## [PROBLEM TO WORK ON]
Which lines have the string "level"? Copy all of them from the entries below.

## [RAW RECORDS]
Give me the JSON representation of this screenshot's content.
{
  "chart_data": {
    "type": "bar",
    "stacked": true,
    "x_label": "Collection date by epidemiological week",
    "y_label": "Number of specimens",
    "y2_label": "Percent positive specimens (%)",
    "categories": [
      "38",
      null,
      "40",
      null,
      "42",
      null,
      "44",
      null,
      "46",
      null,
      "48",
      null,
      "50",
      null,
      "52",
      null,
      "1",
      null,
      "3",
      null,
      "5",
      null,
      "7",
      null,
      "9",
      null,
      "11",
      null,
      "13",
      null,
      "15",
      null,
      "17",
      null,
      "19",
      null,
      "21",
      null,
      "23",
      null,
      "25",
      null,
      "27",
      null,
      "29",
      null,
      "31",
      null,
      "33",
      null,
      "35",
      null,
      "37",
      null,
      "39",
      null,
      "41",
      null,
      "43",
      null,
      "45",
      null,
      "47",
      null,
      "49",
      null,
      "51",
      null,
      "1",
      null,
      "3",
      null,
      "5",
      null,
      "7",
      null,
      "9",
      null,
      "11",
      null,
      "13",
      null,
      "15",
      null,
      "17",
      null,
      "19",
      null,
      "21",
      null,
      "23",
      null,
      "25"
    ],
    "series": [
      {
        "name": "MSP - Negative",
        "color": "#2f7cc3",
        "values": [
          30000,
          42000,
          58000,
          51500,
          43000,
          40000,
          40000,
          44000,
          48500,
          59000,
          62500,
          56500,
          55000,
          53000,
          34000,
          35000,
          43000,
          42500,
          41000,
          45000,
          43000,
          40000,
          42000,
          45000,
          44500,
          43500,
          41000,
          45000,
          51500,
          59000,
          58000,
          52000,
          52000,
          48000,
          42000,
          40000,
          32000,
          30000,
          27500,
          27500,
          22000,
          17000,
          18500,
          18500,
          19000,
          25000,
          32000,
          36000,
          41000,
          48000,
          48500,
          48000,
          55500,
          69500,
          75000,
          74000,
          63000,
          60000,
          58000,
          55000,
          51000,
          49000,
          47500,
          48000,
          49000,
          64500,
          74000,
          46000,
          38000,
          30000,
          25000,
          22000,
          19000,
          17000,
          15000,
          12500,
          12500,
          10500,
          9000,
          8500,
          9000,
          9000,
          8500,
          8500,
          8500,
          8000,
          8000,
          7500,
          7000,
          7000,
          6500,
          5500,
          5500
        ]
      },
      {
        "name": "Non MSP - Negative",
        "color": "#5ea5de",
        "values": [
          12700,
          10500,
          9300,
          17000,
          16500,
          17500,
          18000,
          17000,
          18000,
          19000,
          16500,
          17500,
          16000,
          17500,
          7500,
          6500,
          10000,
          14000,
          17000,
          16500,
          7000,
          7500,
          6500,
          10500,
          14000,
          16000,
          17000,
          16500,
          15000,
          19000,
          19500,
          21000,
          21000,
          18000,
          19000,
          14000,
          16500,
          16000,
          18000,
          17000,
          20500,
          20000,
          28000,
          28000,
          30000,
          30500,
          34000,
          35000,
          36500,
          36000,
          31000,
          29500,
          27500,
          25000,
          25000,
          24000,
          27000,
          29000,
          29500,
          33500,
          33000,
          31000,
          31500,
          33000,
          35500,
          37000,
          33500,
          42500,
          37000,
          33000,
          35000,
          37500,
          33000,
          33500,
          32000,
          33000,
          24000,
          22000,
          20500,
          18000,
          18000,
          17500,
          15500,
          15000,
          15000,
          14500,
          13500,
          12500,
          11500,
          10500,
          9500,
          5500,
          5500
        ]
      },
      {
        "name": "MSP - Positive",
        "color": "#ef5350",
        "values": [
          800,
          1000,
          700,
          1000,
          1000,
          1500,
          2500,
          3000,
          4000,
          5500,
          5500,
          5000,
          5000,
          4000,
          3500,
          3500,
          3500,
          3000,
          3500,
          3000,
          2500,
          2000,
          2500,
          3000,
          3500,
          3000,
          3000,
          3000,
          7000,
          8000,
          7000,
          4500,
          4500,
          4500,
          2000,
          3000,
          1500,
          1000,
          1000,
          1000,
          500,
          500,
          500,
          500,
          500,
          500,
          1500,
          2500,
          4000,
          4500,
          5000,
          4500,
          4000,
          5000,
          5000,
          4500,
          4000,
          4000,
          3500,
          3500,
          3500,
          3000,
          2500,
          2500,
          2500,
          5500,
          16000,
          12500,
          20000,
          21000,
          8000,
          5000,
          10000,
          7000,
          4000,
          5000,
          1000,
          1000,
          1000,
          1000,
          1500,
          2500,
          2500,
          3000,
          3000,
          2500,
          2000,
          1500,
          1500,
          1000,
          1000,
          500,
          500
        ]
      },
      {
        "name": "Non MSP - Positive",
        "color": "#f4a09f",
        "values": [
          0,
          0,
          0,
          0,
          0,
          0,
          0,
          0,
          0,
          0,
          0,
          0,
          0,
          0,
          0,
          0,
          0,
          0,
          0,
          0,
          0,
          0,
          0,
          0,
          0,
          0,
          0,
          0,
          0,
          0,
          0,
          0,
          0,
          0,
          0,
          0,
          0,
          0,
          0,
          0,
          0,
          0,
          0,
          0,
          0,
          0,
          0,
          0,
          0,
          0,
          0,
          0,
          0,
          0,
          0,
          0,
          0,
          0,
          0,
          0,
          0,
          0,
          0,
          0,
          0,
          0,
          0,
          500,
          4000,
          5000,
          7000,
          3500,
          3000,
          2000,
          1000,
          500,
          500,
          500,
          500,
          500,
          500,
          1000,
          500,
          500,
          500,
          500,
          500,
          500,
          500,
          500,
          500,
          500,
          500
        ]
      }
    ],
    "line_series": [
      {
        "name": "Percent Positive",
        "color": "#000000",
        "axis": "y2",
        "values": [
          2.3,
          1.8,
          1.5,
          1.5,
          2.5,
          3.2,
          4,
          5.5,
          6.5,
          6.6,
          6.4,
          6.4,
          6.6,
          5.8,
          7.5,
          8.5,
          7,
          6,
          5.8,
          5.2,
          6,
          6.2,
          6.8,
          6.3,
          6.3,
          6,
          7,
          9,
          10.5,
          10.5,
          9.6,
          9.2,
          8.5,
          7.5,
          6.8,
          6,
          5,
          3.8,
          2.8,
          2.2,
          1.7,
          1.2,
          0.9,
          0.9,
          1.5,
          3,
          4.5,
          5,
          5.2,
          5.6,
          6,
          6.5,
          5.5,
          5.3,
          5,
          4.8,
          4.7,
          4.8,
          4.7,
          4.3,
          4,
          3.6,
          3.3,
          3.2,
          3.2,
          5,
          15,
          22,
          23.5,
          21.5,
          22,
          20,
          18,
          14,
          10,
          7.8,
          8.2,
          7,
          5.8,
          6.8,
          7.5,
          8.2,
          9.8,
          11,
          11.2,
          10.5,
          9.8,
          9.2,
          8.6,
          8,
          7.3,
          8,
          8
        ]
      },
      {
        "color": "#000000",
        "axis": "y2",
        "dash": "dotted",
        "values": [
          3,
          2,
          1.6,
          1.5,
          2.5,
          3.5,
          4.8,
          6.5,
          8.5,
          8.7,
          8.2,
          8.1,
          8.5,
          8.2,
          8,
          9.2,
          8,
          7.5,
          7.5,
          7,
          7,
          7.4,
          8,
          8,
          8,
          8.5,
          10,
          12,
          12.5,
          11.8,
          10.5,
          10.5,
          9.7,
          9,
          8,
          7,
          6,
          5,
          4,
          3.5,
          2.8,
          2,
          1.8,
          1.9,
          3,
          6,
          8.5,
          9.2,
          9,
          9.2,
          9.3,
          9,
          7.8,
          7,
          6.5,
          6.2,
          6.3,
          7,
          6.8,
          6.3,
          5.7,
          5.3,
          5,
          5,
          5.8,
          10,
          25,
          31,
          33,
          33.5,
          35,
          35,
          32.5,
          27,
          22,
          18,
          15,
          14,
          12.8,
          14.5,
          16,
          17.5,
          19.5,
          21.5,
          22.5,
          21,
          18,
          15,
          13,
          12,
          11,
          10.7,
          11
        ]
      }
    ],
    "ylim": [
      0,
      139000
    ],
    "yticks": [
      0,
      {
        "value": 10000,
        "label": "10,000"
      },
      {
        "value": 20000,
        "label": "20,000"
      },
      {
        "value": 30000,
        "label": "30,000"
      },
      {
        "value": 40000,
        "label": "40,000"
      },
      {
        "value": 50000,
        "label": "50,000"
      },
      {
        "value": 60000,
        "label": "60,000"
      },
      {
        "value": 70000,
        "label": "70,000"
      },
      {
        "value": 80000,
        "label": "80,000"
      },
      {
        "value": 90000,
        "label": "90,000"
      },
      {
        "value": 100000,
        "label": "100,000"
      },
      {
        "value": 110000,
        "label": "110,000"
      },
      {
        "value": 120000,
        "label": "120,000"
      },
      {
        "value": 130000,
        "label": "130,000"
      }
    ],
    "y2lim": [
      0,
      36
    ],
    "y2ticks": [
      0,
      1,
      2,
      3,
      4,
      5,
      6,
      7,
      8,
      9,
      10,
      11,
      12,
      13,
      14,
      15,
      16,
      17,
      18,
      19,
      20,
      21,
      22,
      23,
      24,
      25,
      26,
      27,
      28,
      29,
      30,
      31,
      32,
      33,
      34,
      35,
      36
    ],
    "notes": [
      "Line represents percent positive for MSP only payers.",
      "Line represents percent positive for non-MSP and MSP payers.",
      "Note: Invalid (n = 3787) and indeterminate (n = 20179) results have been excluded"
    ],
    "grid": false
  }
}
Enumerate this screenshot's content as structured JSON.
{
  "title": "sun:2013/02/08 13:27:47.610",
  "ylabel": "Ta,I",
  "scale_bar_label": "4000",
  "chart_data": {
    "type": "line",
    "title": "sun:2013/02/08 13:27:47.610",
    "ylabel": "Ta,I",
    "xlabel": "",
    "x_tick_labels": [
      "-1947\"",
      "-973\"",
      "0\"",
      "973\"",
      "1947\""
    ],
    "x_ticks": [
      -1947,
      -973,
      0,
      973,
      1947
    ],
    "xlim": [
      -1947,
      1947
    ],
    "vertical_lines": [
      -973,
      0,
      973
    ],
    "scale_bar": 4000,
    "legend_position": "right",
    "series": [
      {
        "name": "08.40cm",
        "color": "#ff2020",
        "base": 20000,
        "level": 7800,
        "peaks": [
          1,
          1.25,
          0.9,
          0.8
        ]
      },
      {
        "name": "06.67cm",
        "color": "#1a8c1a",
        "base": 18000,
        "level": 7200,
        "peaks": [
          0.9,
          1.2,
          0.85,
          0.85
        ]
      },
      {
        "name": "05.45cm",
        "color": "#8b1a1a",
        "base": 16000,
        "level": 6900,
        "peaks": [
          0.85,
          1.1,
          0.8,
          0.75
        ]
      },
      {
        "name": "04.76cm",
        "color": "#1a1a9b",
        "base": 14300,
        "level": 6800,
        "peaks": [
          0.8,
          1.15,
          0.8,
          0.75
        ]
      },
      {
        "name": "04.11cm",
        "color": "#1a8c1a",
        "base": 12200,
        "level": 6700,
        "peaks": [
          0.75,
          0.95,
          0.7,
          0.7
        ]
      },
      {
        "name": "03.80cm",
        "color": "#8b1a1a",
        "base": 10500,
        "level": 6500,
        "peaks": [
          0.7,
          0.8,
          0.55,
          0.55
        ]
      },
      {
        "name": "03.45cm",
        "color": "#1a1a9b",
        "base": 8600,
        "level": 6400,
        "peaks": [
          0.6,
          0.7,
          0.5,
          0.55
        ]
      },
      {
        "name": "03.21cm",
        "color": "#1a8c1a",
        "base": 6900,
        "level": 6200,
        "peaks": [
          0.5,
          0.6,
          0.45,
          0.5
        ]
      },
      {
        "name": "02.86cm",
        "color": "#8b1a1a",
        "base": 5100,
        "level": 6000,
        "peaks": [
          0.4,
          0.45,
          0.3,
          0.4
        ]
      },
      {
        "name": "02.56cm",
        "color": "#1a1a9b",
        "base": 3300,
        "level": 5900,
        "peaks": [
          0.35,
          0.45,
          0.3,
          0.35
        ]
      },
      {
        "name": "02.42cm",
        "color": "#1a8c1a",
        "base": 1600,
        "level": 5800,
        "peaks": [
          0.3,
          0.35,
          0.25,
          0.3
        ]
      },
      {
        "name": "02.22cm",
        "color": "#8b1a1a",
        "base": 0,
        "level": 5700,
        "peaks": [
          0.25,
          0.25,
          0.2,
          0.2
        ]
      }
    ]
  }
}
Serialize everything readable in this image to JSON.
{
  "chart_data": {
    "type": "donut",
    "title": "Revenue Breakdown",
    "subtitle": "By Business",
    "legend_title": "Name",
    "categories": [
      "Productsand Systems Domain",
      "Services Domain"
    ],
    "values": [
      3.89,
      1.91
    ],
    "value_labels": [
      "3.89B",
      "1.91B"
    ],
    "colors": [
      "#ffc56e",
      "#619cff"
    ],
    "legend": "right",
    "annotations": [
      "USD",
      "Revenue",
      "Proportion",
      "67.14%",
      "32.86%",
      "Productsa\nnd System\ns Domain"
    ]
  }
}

## [WORKED ANSWER]
        "level": 7800,
        "level": 7200,
        "level": 6900,
        "level": 6800,
        "level": 6700,
        "level": 6500,
        "level": 6400,
        "level": 6200,
        "level": 6000,
        "level": 5900,
        "level": 5800,
        "level": 5700,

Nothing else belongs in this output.